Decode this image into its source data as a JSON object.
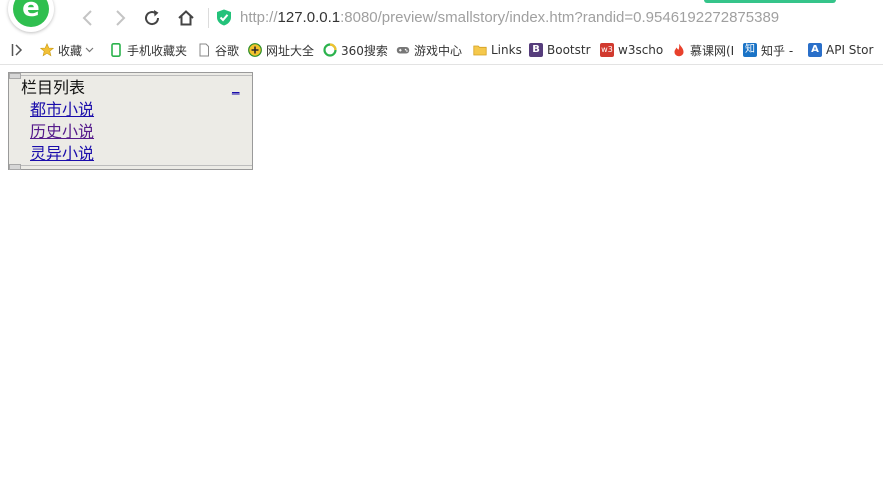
{
  "browser": {
    "url": {
      "prefix": "http://",
      "host": "127.0.0.1",
      "rest": ":8080/preview/smallstory/index.htm?randid=0.9546192272875389"
    },
    "logo_letter": "e"
  },
  "bookmarks": [
    {
      "label": "收藏",
      "icon": "star-icon"
    },
    {
      "label": "手机收藏夹",
      "icon": "phone-icon"
    },
    {
      "label": "谷歌",
      "icon": "page-icon"
    },
    {
      "label": "网址大全",
      "icon": "globe-icon"
    },
    {
      "label": "360搜索",
      "icon": "search-ring-icon"
    },
    {
      "label": "游戏中心",
      "icon": "gamepad-icon"
    },
    {
      "label": "Links",
      "icon": "folder-icon"
    },
    {
      "label": "Bootstr",
      "icon": "bootstrap-icon"
    },
    {
      "label": "w3scho",
      "icon": "w3-icon"
    },
    {
      "label": "慕课网(I",
      "icon": "flame-icon"
    },
    {
      "label": "知乎 -",
      "icon": "zhihu-icon"
    },
    {
      "label": "API Stor",
      "icon": "api-icon"
    }
  ],
  "panel": {
    "title": "栏目列表",
    "collapse_label": "_",
    "links": [
      {
        "label": "都市小说"
      },
      {
        "label": "历史小说"
      },
      {
        "label": "灵异小说"
      }
    ]
  }
}
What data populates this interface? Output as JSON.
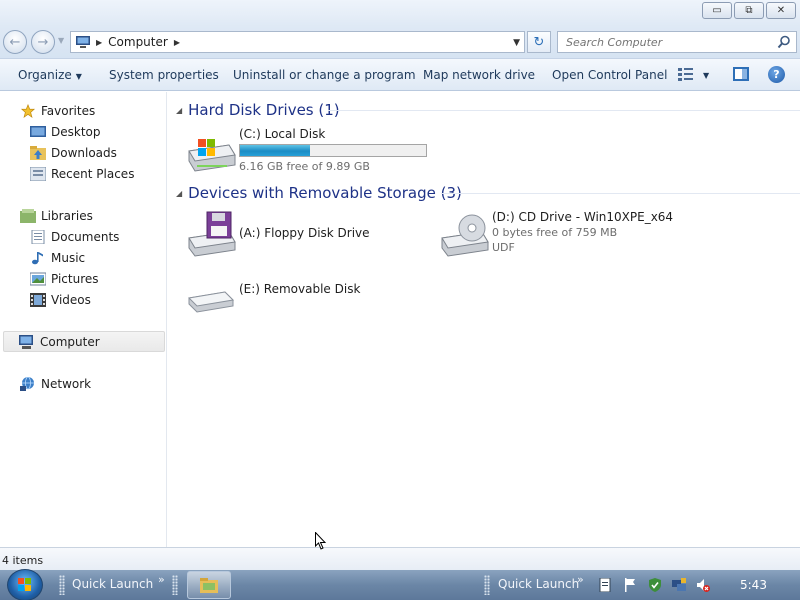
{
  "window": {
    "controls": {
      "minimize": "▭",
      "maximize": "⧉",
      "close": "✕"
    }
  },
  "address": {
    "back_icon": "←",
    "forward_icon": "→",
    "crumb": "Computer",
    "refresh_icon": "↻",
    "search_placeholder": "Search Computer"
  },
  "toolbar": {
    "organize": "Organize",
    "system_properties": "System properties",
    "uninstall": "Uninstall or change a program",
    "map_drive": "Map network drive",
    "control_panel": "Open Control Panel",
    "help": "?"
  },
  "nav": {
    "favorites": "Favorites",
    "desktop": "Desktop",
    "downloads": "Downloads",
    "recent_places": "Recent Places",
    "libraries": "Libraries",
    "documents": "Documents",
    "music": "Music",
    "pictures": "Pictures",
    "videos": "Videos",
    "computer": "Computer",
    "network": "Network"
  },
  "groups": {
    "hard_disks": "Hard Disk Drives (1)",
    "removable": "Devices with Removable Storage (3)"
  },
  "drives": {
    "c": {
      "name": "(C:) Local Disk",
      "free": "6.16 GB free of 9.89 GB",
      "used_fraction": 0.377
    },
    "a": {
      "name": "(A:) Floppy Disk Drive"
    },
    "d": {
      "name": "(D:) CD Drive - Win10XPE_x64",
      "free": "0 bytes free of 759 MB",
      "fs": "UDF"
    },
    "e": {
      "name": "(E:) Removable Disk"
    }
  },
  "status": {
    "items": "4 items"
  },
  "taskbar": {
    "quick_launch_1": "Quick Launch",
    "quick_launch_2": "Quick Launch",
    "chevron": "»",
    "time": "5:43"
  }
}
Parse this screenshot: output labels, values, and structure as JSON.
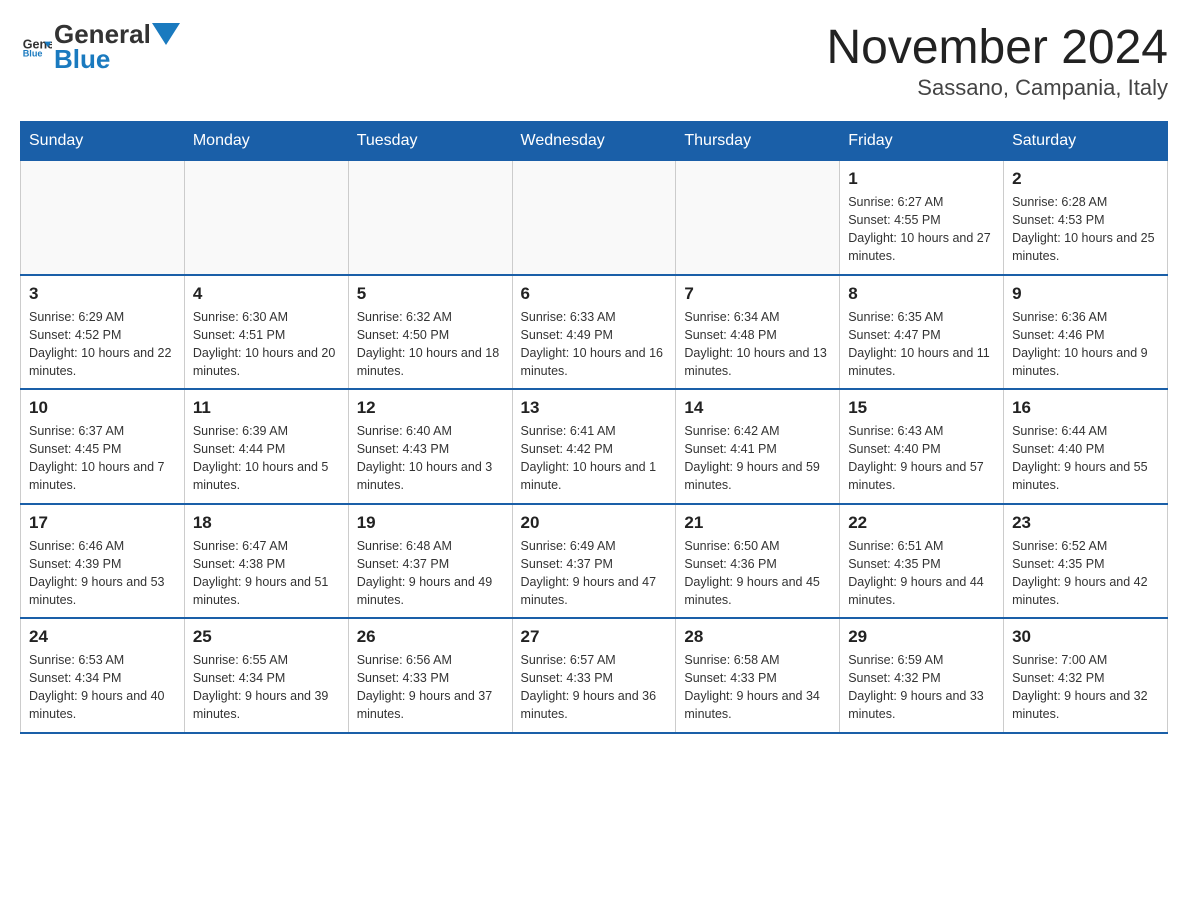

════════════════════

Exercise: Print out the whole of the material word for word, without pictures.

Answer to this problem:
Decode this image into its source data as a JSON object.
{
  "browser": {
    "url": {
      "prefix": "http://",
      "host": "127.0.0.1",
      "rest": ":8080/preview/smallstory/index.htm?randid=0.9546192272875389"
    },
    "logo_letter": "e"
  },
  "bookmarks": [
    {
      "label": "收藏",
      "icon": "star-icon"
    },
    {
      "label": "手机收藏夹",
      "icon": "phone-icon"
    },
    {
      "label": "谷歌",
      "icon": "page-icon"
    },
    {
      "label": "网址大全",
      "icon": "globe-icon"
    },
    {
      "label": "360搜索",
      "icon": "search-ring-icon"
    },
    {
      "label": "游戏中心",
      "icon": "gamepad-icon"
    },
    {
      "label": "Links",
      "icon": "folder-icon"
    },
    {
      "label": "Bootstr",
      "icon": "bootstrap-icon"
    },
    {
      "label": "w3scho",
      "icon": "w3-icon"
    },
    {
      "label": "慕课网(I",
      "icon": "flame-icon"
    },
    {
      "label": "知乎 -",
      "icon": "zhihu-icon"
    },
    {
      "label": "API Stor",
      "icon": "api-icon"
    }
  ],
  "panel": {
    "title": "栏目列表",
    "collapse_label": "_",
    "links": [
      {
        "label": "都市小说"
      },
      {
        "label": "历史小说"
      },
      {
        "label": "灵异小说"
      }
    ]
  }
}
What data populates this interface? Output as JSON.
{
  "window": {
    "controls": {
      "minimize": "▭",
      "maximize": "⧉",
      "close": "✕"
    }
  },
  "address": {
    "back_icon": "←",
    "forward_icon": "→",
    "crumb": "Computer",
    "refresh_icon": "↻",
    "search_placeholder": "Search Computer"
  },
  "toolbar": {
    "organize": "Organize",
    "system_properties": "System properties",
    "uninstall": "Uninstall or change a program",
    "map_drive": "Map network drive",
    "control_panel": "Open Control Panel",
    "help": "?"
  },
  "nav": {
    "favorites": "Favorites",
    "desktop": "Desktop",
    "downloads": "Downloads",
    "recent_places": "Recent Places",
    "libraries": "Libraries",
    "documents": "Documents",
    "music": "Music",
    "pictures": "Pictures",
    "videos": "Videos",
    "computer": "Computer",
    "network": "Network"
  },
  "groups": {
    "hard_disks": "Hard Disk Drives (1)",
    "removable": "Devices with Removable Storage (3)"
  },
  "drives": {
    "c": {
      "name": "(C:) Local Disk",
      "free": "6.16 GB free of 9.89 GB",
      "used_fraction": 0.377
    },
    "a": {
      "name": "(A:) Floppy Disk Drive"
    },
    "d": {
      "name": "(D:) CD Drive - Win10XPE_x64",
      "free": "0 bytes free of 759 MB",
      "fs": "UDF"
    },
    "e": {
      "name": "(E:) Removable Disk"
    }
  },
  "status": {
    "items": "4 items"
  },
  "taskbar": {
    "quick_launch_1": "Quick Launch",
    "quick_launch_2": "Quick Launch",
    "chevron": "»",
    "time": "5:43"
  }
}
Parse this screenshot: output labels, values, and structure as JSON.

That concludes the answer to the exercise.